Document content entries
-------
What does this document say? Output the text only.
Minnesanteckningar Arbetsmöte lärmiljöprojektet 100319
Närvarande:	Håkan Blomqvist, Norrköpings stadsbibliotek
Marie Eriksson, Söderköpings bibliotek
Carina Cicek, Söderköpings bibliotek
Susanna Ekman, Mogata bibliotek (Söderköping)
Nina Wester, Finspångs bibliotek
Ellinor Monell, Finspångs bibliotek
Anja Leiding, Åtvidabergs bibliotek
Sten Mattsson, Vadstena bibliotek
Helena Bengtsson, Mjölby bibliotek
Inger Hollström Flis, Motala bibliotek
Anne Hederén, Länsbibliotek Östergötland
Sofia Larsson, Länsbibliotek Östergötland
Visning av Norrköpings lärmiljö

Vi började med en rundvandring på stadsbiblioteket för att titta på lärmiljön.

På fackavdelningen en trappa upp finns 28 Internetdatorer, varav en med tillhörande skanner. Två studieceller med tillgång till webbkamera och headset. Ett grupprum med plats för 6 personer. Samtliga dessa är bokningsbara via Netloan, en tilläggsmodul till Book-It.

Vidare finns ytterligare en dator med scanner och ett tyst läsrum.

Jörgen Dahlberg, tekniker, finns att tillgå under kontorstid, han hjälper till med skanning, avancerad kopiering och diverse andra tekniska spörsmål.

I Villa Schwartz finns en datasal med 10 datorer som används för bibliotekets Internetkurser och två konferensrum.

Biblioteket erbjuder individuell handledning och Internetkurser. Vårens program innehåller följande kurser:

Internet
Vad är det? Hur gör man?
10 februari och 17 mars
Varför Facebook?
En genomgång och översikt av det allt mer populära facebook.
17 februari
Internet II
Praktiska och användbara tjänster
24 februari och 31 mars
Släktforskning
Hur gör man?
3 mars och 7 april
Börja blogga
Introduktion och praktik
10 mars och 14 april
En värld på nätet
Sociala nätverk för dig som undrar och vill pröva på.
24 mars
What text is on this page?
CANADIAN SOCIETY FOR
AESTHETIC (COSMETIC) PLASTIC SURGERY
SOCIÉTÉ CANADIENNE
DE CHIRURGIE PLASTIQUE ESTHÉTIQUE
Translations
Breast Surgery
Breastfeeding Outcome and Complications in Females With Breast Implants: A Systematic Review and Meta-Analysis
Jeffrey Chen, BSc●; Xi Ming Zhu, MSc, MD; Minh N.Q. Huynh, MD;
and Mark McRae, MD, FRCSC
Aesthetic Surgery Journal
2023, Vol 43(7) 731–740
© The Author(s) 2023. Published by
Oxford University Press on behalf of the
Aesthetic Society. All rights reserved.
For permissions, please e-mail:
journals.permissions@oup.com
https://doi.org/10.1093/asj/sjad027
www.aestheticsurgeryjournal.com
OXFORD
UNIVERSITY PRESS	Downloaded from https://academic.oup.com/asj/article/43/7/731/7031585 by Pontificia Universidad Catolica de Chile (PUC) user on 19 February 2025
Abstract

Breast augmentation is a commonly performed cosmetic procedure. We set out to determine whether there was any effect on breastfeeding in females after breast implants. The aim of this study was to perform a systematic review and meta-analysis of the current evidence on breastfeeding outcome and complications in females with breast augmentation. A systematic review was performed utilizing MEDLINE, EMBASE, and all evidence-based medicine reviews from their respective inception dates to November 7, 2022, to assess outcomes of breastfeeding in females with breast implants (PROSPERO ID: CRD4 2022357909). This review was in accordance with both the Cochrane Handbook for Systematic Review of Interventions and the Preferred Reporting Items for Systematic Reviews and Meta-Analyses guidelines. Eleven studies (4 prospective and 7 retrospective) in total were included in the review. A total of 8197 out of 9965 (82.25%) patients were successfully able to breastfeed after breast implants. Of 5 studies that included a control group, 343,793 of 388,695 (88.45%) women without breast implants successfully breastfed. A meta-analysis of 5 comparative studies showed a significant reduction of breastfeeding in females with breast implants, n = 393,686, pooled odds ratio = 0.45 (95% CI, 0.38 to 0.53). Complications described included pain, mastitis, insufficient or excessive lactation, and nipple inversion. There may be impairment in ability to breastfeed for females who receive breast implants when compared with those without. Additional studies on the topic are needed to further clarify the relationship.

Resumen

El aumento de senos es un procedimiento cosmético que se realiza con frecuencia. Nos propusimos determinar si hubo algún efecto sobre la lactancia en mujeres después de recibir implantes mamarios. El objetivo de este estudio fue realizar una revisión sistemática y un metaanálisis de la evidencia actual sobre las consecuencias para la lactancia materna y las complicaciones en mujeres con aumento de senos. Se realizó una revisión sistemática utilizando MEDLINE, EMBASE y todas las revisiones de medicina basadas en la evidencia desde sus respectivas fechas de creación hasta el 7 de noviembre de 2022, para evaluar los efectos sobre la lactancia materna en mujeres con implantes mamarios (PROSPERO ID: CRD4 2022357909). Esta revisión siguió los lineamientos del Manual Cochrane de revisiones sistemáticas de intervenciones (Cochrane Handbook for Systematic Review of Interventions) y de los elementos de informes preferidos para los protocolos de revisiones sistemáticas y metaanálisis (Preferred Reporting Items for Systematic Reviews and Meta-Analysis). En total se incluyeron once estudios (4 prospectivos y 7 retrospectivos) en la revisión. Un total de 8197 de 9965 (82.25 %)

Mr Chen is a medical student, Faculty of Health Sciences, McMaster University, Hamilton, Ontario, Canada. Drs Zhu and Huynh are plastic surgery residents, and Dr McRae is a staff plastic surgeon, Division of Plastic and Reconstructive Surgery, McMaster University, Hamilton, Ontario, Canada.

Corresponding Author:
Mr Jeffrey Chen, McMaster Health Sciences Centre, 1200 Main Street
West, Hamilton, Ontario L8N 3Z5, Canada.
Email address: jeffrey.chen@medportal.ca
-------
■ **TASK DESCRIPTION**:
Exactly as written above, copy every line.

■ **OUTPUT FOR THIS TASK**:
What does this document say? Output the text only.
Minnesanteckningar Arbetsmöte lärmiljöprojektet 100319
Närvarande:	Håkan Blomqvist, Norrköpings stadsbibliotek
Marie Eriksson, Söderköpings bibliotek
Carina Cicek, Söderköpings bibliotek
Susanna Ekman, Mogata bibliotek (Söderköping)
Nina Wester, Finspångs bibliotek
Ellinor Monell, Finspångs bibliotek
Anja Leiding, Åtvidabergs bibliotek
Sten Mattsson, Vadstena bibliotek
Helena Bengtsson, Mjölby bibliotek
Inger Hollström Flis, Motala bibliotek
Anne Hederén, Länsbibliotek Östergötland
Sofia Larsson, Länsbibliotek Östergötland
Visning av Norrköpings lärmiljö

Vi började med en rundvandring på stadsbiblioteket för att titta på lärmiljön.

På fackavdelningen en trappa upp finns 28 Internetdatorer, varav en med tillhörande skanner. Två studieceller med tillgång till webbkamera och headset. Ett grupprum med plats för 6 personer. Samtliga dessa är bokningsbara via Netloan, en tilläggsmodul till Book-It.

Vidare finns ytterligare en dator med scanner och ett tyst läsrum.

Jörgen Dahlberg, tekniker, finns att tillgå under kontorstid, han hjälper till med skanning, avancerad kopiering och diverse andra tekniska spörsmål.

I Villa Schwartz finns en datasal med 10 datorer som används för bibliotekets Internetkurser och två konferensrum.

Biblioteket erbjuder individuell handledning och Internetkurser. Vårens program innehåller följande kurser:

Internet
Vad är det? Hur gör man?
10 februari och 17 mars
Varför Facebook?
En genomgång och översikt av det allt mer populära facebook.
17 februari
Internet II
Praktiska och användbara tjänster
24 februari och 31 mars
Släktforskning
Hur gör man?
3 mars och 7 april
Börja blogga
Introduktion och praktik
10 mars och 14 april
En värld på nätet
Sociala nätverk för dig som undrar och vill pröva på.
24 mars
What text is on this page?
CANADIAN SOCIETY FOR
AESTHETIC (COSMETIC) PLASTIC SURGERY
SOCIÉTÉ CANADIENNE
DE CHIRURGIE PLASTIQUE ESTHÉTIQUE
Translations
Breast Surgery
Breastfeeding Outcome and Complications in Females With Breast Implants: A Systematic Review and Meta-Analysis
Jeffrey Chen, BSc●; Xi Ming Zhu, MSc, MD; Minh N.Q. Huynh, MD;
and Mark McRae, MD, FRCSC
Aesthetic Surgery Journal
2023, Vol 43(7) 731–740
© The Author(s) 2023. Published by
Oxford University Press on behalf of the
Aesthetic Society. All rights reserved.
For permissions, please e-mail:
journals.permissions@oup.com
https://doi.org/10.1093/asj/sjad027
www.aestheticsurgeryjournal.com
OXFORD
UNIVERSITY PRESS	Downloaded from https://academic.oup.com/asj/article/43/7/731/7031585 by Pontificia Universidad Catolica de Chile (PUC) user on 19 February 2025
Abstract

Breast augmentation is a commonly performed cosmetic procedure. We set out to determine whether there was any effect on breastfeeding in females after breast implants. The aim of this study was to perform a systematic review and meta-analysis of the current evidence on breastfeeding outcome and complications in females with breast augmentation. A systematic review was performed utilizing MEDLINE, EMBASE, and all evidence-based medicine reviews from their respective inception dates to November 7, 2022, to assess outcomes of breastfeeding in females with breast implants (PROSPERO ID: CRD4 2022357909). This review was in accordance with both the Cochrane Handbook for Systematic Review of Interventions and the Preferred Reporting Items for Systematic Reviews and Meta-Analyses guidelines. Eleven studies (4 prospective and 7 retrospective) in total were included in the review. A total of 8197 out of 9965 (82.25%) patients were successfully able to breastfeed after breast implants. Of 5 studies that included a control group, 343,793 of 388,695 (88.45%) women without breast implants successfully breastfed. A meta-analysis of 5 comparative studies showed a significant reduction of breastfeeding in females with breast implants, n = 393,686, pooled odds ratio = 0.45 (95% CI, 0.38 to 0.53). Complications described included pain, mastitis, insufficient or excessive lactation, and nipple inversion. There may be impairment in ability to breastfeed for females who receive breast implants when compared with those without. Additional studies on the topic are needed to further clarify the relationship.

Resumen

El aumento de senos es un procedimiento cosmético que se realiza con frecuencia. Nos propusimos determinar si hubo algún efecto sobre la lactancia en mujeres después de recibir implantes mamarios. El objetivo de este estudio fue realizar una revisión sistemática y un metaanálisis de la evidencia actual sobre las consecuencias para la lactancia materna y las complicaciones en mujeres con aumento de senos. Se realizó una revisión sistemática utilizando MEDLINE, EMBASE y todas las revisiones de medicina basadas en la evidencia desde sus respectivas fechas de creación hasta el 7 de noviembre de 2022, para evaluar los efectos sobre la lactancia materna en mujeres con implantes mamarios (PROSPERO ID: CRD4 2022357909). Esta revisión siguió los lineamientos del Manual Cochrane de revisiones sistemáticas de intervenciones (Cochrane Handbook for Systematic Review of Interventions) y de los elementos de informes preferidos para los protocolos de revisiones sistemáticas y metaanálisis (Preferred Reporting Items for Systematic Reviews and Meta-Analysis). En total se incluyeron once estudios (4 prospectivos y 7 retrospectivos) en la revisión. Un total de 8197 de 9965 (82.25 %)

Mr Chen is a medical student, Faculty of Health Sciences, McMaster University, Hamilton, Ontario, Canada. Drs Zhu and Huynh are plastic surgery residents, and Dr McRae is a staff plastic surgeon, Division of Plastic and Reconstructive Surgery, McMaster University, Hamilton, Ontario, Canada.

Corresponding Author:
Mr Jeffrey Chen, McMaster Health Sciences Centre, 1200 Main Street
West, Hamilton, Ontario L8N 3Z5, Canada.
Email address: jeffrey.chen@medportal.ca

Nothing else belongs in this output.